- **Exercise instructions**:
Copy exactly, and only, the lines from the line containing "What data populates" through the last line of the records below, both included.

Structured figure records:
>> Start
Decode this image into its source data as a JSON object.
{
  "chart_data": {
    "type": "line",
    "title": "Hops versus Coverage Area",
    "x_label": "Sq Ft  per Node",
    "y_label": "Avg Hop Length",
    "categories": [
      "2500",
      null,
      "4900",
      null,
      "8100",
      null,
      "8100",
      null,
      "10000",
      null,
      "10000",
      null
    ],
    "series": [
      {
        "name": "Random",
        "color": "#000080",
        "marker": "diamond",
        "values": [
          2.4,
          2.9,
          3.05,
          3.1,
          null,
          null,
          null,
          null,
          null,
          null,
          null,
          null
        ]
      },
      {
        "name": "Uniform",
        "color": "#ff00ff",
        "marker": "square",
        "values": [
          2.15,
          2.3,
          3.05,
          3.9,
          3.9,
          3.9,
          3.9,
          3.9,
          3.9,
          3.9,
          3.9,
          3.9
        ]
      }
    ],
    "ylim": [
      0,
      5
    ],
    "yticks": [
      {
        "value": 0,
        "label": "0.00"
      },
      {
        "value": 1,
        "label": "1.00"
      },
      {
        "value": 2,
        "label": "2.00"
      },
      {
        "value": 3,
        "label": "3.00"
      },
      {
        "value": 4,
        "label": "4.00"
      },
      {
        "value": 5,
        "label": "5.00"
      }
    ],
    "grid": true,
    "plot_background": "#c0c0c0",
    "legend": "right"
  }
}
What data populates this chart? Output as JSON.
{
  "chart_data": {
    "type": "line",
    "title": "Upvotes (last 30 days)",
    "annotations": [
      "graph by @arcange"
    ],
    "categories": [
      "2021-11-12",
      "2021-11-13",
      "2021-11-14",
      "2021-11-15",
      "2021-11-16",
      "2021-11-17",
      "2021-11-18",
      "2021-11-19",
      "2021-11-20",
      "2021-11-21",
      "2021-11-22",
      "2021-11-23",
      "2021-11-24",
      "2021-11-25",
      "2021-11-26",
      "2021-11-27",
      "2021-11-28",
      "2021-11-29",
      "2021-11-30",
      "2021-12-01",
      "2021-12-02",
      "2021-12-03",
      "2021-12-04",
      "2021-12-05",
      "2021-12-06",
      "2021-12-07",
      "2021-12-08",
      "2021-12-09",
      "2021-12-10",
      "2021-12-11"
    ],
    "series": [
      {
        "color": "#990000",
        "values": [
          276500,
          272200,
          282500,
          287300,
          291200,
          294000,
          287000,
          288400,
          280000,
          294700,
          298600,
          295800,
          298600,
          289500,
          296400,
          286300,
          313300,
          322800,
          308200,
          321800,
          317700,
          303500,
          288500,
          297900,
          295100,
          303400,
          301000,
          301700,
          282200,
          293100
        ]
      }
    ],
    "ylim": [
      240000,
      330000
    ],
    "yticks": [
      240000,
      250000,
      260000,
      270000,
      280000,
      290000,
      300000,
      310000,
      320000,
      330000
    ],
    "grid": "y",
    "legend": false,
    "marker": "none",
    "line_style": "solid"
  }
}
>> End
- **Answer for the task**:
What data populates this chart? Output as JSON.
{
  "chart_data": {
    "type": "line",
    "title": "Upvotes (last 30 days)",
    "annotations": [
      "graph by @arcange"
    ],
    "categories": [
      "2021-11-12",
      "2021-11-13",
      "2021-11-14",
      "2021-11-15",
      "2021-11-16",
      "2021-11-17",
      "2021-11-18",
      "2021-11-19",
      "2021-11-20",
      "2021-11-21",
      "2021-11-22",
      "2021-11-23",
      "2021-11-24",
      "2021-11-25",
      "2021-11-26",
      "2021-11-27",
      "2021-11-28",
      "2021-11-29",
      "2021-11-30",
      "2021-12-01",
      "2021-12-02",
      "2021-12-03",
      "2021-12-04",
      "2021-12-05",
      "2021-12-06",
      "2021-12-07",
      "2021-12-08",
      "2021-12-09",
      "2021-12-10",
      "2021-12-11"
    ],
    "series": [
      {
        "color": "#990000",
        "values": [
          276500,
          272200,
          282500,
          287300,
          291200,
          294000,
          287000,
          288400,
          280000,
          294700,
          298600,
          295800,
          298600,
          289500,
          296400,
          286300,
          313300,
          322800,
          308200,
          321800,
          317700,
          303500,
          288500,
          297900,
          295100,
          303400,
          301000,
          301700,
          282200,
          293100
        ]
      }
    ],
    "ylim": [
      240000,
      330000
    ],
    "yticks": [
      240000,
      250000,
      260000,
      270000,
      280000,
      290000,
      300000,
      310000,
      320000,
      330000
    ],
    "grid": "y",
    "legend": false,
    "marker": "none",
    "line_style": "solid"
  }
}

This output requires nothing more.